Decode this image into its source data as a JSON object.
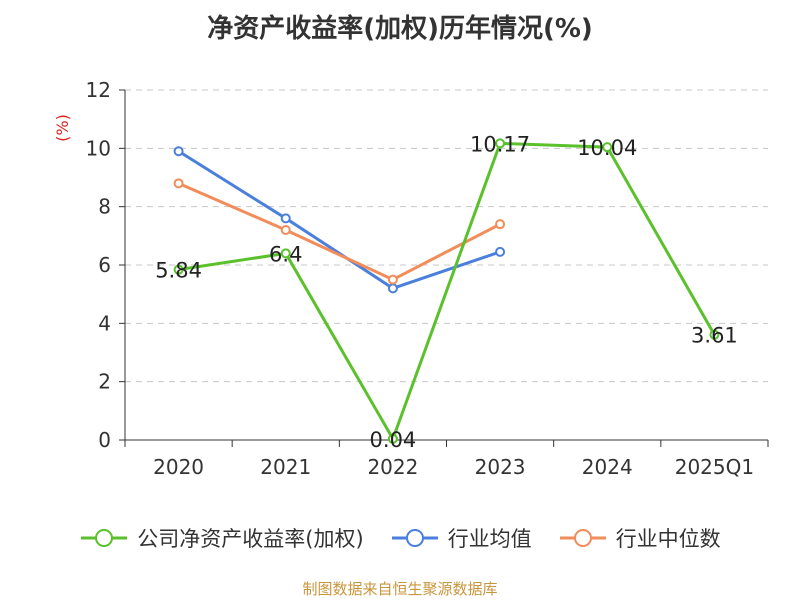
{
  "title": "净资产收益率(加权)历年情况(%)",
  "source": "制图数据来自恒生聚源数据库",
  "chart_data": {
    "type": "line",
    "title": "净资产收益率(加权)历年情况(%)",
    "ylabel": "(%)",
    "xlabel": "",
    "categories": [
      "2020",
      "2021",
      "2022",
      "2023",
      "2024",
      "2025Q1"
    ],
    "ylim": [
      0,
      12
    ],
    "yticks": [
      0,
      2,
      4,
      6,
      8,
      10,
      12
    ],
    "grid": true,
    "legend_position": "bottom",
    "series": [
      {
        "name": "公司净资产收益率(加权)",
        "color": "#5ac12c",
        "values": [
          5.84,
          6.4,
          0.04,
          10.17,
          10.04,
          3.61
        ],
        "labels": [
          "5.84",
          "6.4",
          "0.04",
          "10.17",
          "10.04",
          "3.61"
        ]
      },
      {
        "name": "行业均值",
        "color": "#4a7fdc",
        "values": [
          9.9,
          7.6,
          5.2,
          6.45,
          null,
          null
        ]
      },
      {
        "name": "行业中位数",
        "color": "#f28c5a",
        "values": [
          8.8,
          7.2,
          5.5,
          7.4,
          null,
          null
        ]
      }
    ]
  }
}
------------------------
AIM: Using the records above, retype everything exactly except the pictures.

FINAL ANSWER:
Decode this image into its source data as a JSON object.
{
  "title": "净资产收益率(加权)历年情况(%)",
  "source": "制图数据来自恒生聚源数据库",
  "chart_data": {
    "type": "line",
    "title": "净资产收益率(加权)历年情况(%)",
    "ylabel": "(%)",
    "xlabel": "",
    "categories": [
      "2020",
      "2021",
      "2022",
      "2023",
      "2024",
      "2025Q1"
    ],
    "ylim": [
      0,
      12
    ],
    "yticks": [
      0,
      2,
      4,
      6,
      8,
      10,
      12
    ],
    "grid": true,
    "legend_position": "bottom",
    "series": [
      {
        "name": "公司净资产收益率(加权)",
        "color": "#5ac12c",
        "values": [
          5.84,
          6.4,
          0.04,
          10.17,
          10.04,
          3.61
        ],
        "labels": [
          "5.84",
          "6.4",
          "0.04",
          "10.17",
          "10.04",
          "3.61"
        ]
      },
      {
        "name": "行业均值",
        "color": "#4a7fdc",
        "values": [
          9.9,
          7.6,
          5.2,
          6.45,
          null,
          null
        ]
      },
      {
        "name": "行业中位数",
        "color": "#f28c5a",
        "values": [
          8.8,
          7.2,
          5.5,
          7.4,
          null,
          null
        ]
      }
    ]
  }
}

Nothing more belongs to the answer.